Items from a data source:
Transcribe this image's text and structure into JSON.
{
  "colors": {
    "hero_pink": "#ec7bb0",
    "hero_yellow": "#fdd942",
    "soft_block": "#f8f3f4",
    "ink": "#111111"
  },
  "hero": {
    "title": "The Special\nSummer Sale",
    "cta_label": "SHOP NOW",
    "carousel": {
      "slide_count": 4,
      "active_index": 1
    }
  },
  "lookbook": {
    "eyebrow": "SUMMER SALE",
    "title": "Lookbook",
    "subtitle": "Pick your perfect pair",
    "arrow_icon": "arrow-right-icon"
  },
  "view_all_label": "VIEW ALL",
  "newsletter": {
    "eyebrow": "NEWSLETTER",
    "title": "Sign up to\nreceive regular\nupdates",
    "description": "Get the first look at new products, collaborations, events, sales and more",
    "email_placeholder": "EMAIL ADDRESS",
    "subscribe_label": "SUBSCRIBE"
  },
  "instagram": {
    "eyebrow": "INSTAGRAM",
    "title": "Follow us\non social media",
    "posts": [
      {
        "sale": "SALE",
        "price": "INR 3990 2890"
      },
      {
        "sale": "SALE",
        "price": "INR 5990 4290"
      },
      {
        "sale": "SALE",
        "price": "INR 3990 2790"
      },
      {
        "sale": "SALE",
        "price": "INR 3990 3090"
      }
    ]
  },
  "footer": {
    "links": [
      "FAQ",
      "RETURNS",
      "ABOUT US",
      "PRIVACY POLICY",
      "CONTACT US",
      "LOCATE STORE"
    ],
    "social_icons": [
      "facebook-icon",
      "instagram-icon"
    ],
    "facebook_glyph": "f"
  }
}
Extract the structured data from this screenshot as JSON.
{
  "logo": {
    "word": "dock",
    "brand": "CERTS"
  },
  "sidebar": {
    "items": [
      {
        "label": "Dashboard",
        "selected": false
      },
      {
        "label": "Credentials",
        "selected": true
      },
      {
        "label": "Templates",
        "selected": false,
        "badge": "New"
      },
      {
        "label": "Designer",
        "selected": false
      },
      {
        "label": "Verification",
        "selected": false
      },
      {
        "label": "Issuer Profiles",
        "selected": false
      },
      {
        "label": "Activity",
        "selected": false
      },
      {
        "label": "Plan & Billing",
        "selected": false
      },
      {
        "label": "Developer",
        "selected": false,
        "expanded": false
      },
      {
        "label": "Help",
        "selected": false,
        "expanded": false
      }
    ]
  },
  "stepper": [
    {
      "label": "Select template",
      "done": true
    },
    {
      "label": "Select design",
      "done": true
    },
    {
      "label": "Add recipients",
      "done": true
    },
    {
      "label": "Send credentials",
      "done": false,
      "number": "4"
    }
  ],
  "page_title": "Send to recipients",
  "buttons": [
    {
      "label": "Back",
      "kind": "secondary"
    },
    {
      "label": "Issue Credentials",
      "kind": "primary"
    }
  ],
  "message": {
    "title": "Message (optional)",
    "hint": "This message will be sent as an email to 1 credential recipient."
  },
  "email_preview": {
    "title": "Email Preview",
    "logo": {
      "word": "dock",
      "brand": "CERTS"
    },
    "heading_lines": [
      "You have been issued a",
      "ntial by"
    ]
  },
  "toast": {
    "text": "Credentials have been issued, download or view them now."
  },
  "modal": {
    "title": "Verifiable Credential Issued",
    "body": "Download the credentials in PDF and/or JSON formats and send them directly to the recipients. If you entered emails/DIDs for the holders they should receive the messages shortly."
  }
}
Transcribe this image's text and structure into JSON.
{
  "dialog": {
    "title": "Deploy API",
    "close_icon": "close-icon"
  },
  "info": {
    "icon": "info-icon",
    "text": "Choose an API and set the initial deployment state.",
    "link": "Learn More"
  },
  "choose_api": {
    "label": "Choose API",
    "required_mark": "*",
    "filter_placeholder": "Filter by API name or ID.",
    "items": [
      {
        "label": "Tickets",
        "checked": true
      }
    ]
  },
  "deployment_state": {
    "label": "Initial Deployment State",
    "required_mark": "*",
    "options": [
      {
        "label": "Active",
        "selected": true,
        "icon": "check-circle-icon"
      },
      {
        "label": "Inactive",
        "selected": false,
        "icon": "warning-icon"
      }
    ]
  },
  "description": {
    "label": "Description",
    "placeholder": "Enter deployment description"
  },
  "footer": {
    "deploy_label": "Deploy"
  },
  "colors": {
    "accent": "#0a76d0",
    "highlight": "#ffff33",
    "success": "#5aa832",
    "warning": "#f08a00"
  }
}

CHALLENGE: Reproduce the records above exactly as they appear.

SOLUTION:
Transcribe this image's text and structure into JSON.
{
  "colors": {
    "hero_pink": "#ec7bb0",
    "hero_yellow": "#fdd942",
    "soft_block": "#f8f3f4",
    "ink": "#111111"
  },
  "hero": {
    "title": "The Special\nSummer Sale",
    "cta_label": "SHOP NOW",
    "carousel": {
      "slide_count": 4,
      "active_index": 1
    }
  },
  "lookbook": {
    "eyebrow": "SUMMER SALE",
    "title": "Lookbook",
    "subtitle": "Pick your perfect pair",
    "arrow_icon": "arrow-right-icon"
  },
  "view_all_label": "VIEW ALL",
  "newsletter": {
    "eyebrow": "NEWSLETTER",
    "title": "Sign up to\nreceive regular\nupdates",
    "description": "Get the first look at new products, collaborations, events, sales and more",
    "email_placeholder": "EMAIL ADDRESS",
    "subscribe_label": "SUBSCRIBE"
  },
  "instagram": {
    "eyebrow": "INSTAGRAM",
    "title": "Follow us\non social media",
    "posts": [
      {
        "sale": "SALE",
        "price": "INR 3990 2890"
      },
      {
        "sale": "SALE",
        "price": "INR 5990 4290"
      },
      {
        "sale": "SALE",
        "price": "INR 3990 2790"
      },
      {
        "sale": "SALE",
        "price": "INR 3990 3090"
      }
    ]
  },
  "footer": {
    "links": [
      "FAQ",
      "RETURNS",
      "ABOUT US",
      "PRIVACY POLICY",
      "CONTACT US",
      "LOCATE STORE"
    ],
    "social_icons": [
      "facebook-icon",
      "instagram-icon"
    ],
    "facebook_glyph": "f"
  }
}
Extract the structured data from this screenshot as JSON.
{
  "logo": {
    "word": "dock",
    "brand": "CERTS"
  },
  "sidebar": {
    "items": [
      {
        "label": "Dashboard",
        "selected": false
      },
      {
        "label": "Credentials",
        "selected": true
      },
      {
        "label": "Templates",
        "selected": false,
        "badge": "New"
      },
      {
        "label": "Designer",
        "selected": false
      },
      {
        "label": "Verification",
        "selected": false
      },
      {
        "label": "Issuer Profiles",
        "selected": false
      },
      {
        "label": "Activity",
        "selected": false
      },
      {
        "label": "Plan & Billing",
        "selected": false
      },
      {
        "label": "Developer",
        "selected": false,
        "expanded": false
      },
      {
        "label": "Help",
        "selected": false,
        "expanded": false
      }
    ]
  },
  "stepper": [
    {
      "label": "Select template",
      "done": true
    },
    {
      "label": "Select design",
      "done": true
    },
    {
      "label": "Add recipients",
      "done": true
    },
    {
      "label": "Send credentials",
      "done": false,
      "number": "4"
    }
  ],
  "page_title": "Send to recipients",
  "buttons": [
    {
      "label": "Back",
      "kind": "secondary"
    },
    {
      "label": "Issue Credentials",
      "kind": "primary"
    }
  ],
  "message": {
    "title": "Message (optional)",
    "hint": "This message will be sent as an email to 1 credential recipient."
  },
  "email_preview": {
    "title": "Email Preview",
    "logo": {
      "word": "dock",
      "brand": "CERTS"
    },
    "heading_lines": [
      "You have been issued a",
      "ntial by"
    ]
  },
  "toast": {
    "text": "Credentials have been issued, download or view them now."
  },
  "modal": {
    "title": "Verifiable Credential Issued",
    "body": "Download the credentials in PDF and/or JSON formats and send them directly to the recipients. If you entered emails/DIDs for the holders they should receive the messages shortly."
  }
}
Transcribe this image's text and structure into JSON.
{
  "dialog": {
    "title": "Deploy API",
    "close_icon": "close-icon"
  },
  "info": {
    "icon": "info-icon",
    "text": "Choose an API and set the initial deployment state.",
    "link": "Learn More"
  },
  "choose_api": {
    "label": "Choose API",
    "required_mark": "*",
    "filter_placeholder": "Filter by API name or ID.",
    "items": [
      {
        "label": "Tickets",
        "checked": true
      }
    ]
  },
  "deployment_state": {
    "label": "Initial Deployment State",
    "required_mark": "*",
    "options": [
      {
        "label": "Active",
        "selected": true,
        "icon": "check-circle-icon"
      },
      {
        "label": "Inactive",
        "selected": false,
        "icon": "warning-icon"
      }
    ]
  },
  "description": {
    "label": "Description",
    "placeholder": "Enter deployment description"
  },
  "footer": {
    "deploy_label": "Deploy"
  },
  "colors": {
    "accent": "#0a76d0",
    "highlight": "#ffff33",
    "success": "#5aa832",
    "warning": "#f08a00"
  }
}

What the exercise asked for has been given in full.